Records from a collection of figures
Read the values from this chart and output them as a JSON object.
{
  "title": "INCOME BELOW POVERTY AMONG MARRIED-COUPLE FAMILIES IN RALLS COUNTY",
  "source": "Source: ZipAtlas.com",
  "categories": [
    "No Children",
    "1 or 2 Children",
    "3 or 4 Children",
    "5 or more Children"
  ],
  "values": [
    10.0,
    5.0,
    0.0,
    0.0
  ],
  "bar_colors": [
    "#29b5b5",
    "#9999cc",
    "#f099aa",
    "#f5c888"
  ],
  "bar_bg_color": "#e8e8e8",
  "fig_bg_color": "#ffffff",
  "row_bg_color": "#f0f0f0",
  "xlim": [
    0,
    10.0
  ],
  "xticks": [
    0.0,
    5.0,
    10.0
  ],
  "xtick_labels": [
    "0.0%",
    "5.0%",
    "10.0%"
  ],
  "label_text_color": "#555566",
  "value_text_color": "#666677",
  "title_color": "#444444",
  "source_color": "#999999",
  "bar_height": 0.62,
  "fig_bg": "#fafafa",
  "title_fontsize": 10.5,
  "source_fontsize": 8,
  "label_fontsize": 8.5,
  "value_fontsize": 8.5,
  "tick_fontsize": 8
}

REQUIREMENTS:
Among the lines of the listing, how many hold the string "values"? Respond with only the number.

OUTPUT OF THE EXERCISE:
2